### Supplied data
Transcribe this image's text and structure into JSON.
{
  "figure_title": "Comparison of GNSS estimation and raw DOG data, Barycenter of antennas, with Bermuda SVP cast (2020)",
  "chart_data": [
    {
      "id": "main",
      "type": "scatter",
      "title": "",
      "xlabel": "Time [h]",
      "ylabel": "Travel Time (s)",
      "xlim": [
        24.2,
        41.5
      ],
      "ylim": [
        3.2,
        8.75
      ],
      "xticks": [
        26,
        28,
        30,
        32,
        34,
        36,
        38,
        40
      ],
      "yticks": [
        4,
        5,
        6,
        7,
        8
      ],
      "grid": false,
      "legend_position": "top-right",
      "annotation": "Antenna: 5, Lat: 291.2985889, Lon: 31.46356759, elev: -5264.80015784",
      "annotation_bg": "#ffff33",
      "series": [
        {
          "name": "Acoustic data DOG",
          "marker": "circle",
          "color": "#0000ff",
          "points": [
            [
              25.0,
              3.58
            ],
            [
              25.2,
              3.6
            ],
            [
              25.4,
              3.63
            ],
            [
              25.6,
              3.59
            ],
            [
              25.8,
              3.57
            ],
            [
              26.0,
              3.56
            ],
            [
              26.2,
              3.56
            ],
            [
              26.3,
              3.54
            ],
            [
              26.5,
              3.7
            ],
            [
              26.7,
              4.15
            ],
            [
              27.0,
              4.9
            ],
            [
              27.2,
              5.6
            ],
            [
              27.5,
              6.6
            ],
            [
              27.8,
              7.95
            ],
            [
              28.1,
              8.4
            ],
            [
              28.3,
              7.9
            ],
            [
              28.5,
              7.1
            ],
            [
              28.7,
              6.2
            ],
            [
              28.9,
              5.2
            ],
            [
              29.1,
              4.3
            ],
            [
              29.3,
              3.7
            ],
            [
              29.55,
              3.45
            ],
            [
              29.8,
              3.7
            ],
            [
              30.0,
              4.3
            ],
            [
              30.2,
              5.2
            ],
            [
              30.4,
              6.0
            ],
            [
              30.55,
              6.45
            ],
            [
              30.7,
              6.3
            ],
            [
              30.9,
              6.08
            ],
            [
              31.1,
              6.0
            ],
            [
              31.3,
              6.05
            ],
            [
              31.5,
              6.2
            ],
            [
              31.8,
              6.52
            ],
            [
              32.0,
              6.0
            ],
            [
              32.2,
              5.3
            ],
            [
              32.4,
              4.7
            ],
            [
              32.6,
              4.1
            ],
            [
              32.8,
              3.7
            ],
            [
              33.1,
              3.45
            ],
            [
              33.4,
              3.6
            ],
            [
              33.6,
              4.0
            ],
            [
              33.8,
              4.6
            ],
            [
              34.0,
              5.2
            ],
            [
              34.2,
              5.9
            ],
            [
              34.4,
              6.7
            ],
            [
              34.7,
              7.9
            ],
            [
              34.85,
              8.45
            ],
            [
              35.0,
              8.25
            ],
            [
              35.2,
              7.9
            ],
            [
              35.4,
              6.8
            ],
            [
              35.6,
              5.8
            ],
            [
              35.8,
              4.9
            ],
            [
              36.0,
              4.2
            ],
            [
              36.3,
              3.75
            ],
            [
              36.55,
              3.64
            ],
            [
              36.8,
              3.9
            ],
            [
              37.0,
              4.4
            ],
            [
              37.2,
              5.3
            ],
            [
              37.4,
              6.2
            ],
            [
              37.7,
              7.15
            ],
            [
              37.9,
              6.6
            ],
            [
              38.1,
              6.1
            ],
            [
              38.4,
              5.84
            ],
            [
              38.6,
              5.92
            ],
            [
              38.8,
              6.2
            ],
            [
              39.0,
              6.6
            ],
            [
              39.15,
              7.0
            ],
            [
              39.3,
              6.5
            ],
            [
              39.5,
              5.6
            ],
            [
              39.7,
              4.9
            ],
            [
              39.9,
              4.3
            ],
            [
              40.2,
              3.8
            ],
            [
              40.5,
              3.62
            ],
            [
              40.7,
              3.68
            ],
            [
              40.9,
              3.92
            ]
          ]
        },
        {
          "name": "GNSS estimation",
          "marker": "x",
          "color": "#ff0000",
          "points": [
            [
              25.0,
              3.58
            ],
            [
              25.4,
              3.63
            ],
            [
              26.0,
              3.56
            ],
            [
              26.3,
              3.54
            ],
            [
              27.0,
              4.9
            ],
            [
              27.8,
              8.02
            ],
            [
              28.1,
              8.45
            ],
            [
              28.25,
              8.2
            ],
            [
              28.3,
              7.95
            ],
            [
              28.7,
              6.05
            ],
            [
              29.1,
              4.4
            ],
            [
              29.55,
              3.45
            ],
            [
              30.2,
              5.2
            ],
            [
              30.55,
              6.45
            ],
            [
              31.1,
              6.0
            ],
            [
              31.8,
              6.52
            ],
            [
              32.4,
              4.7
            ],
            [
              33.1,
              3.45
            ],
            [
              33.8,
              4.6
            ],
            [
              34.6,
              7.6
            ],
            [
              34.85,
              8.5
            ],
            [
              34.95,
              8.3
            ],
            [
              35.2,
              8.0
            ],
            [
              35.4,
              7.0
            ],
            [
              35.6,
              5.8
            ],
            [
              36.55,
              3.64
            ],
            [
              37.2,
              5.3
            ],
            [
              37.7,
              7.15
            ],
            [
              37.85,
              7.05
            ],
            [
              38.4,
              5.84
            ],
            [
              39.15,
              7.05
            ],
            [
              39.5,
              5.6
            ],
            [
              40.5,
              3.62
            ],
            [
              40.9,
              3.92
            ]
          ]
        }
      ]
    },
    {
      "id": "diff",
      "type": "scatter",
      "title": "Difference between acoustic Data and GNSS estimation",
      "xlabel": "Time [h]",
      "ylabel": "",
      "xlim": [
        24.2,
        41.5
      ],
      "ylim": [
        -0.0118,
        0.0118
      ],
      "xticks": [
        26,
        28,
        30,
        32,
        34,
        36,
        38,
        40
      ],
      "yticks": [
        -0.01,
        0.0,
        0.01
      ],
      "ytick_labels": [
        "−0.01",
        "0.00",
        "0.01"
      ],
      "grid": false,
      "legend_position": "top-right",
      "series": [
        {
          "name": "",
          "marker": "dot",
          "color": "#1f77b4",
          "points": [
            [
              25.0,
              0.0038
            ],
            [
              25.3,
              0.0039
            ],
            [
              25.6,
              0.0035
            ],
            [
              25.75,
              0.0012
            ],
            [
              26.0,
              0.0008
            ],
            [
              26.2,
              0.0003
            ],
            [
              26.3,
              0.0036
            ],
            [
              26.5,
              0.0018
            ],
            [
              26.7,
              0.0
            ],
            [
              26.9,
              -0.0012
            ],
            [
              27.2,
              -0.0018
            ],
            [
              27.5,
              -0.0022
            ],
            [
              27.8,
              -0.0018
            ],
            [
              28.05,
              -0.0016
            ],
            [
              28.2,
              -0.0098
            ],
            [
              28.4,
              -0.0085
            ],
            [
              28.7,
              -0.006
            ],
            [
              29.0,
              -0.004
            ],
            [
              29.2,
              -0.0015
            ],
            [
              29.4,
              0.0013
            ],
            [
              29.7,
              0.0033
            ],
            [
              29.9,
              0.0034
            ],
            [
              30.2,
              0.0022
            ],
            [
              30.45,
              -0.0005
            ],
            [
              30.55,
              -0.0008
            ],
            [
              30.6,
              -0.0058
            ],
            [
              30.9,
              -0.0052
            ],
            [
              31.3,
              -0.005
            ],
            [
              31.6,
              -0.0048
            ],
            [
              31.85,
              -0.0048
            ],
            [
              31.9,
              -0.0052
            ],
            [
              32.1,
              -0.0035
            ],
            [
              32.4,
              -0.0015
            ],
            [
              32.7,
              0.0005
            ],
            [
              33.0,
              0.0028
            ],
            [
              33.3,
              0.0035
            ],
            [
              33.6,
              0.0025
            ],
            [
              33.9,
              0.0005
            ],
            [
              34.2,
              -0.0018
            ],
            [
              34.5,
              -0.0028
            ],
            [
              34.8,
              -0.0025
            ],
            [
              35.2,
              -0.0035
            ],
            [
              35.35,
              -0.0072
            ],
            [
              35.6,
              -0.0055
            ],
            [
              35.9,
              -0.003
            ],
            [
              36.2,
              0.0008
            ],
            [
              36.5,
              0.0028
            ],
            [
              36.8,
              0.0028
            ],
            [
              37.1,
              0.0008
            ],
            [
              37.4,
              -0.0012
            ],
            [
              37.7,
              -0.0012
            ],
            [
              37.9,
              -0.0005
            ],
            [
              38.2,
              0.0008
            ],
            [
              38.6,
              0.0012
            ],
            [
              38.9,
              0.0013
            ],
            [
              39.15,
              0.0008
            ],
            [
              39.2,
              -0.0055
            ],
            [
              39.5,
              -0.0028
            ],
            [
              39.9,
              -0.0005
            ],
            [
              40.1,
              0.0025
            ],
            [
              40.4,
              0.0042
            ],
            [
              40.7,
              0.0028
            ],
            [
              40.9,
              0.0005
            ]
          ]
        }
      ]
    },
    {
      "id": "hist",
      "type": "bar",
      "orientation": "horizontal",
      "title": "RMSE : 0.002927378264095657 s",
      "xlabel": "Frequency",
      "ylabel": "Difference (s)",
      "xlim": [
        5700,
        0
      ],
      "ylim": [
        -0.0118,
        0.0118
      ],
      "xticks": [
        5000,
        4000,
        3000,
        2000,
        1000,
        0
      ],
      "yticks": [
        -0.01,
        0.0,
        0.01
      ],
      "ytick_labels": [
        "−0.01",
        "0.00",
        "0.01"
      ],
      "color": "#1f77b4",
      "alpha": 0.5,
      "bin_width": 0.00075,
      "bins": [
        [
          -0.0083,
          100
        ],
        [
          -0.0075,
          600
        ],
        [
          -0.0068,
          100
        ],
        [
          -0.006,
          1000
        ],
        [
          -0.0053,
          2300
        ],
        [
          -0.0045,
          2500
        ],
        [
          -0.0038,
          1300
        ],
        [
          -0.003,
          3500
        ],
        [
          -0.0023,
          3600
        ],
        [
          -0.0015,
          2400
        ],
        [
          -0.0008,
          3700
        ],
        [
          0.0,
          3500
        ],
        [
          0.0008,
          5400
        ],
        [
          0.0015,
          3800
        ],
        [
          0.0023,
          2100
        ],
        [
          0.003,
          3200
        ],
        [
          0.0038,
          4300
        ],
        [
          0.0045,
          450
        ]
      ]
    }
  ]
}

### What needs to be done
Copy every line of the records above that holds the word "name".

### Answer
          "name": "Acoustic data DOG",
          "name": "GNSS estimation",
          "name": "",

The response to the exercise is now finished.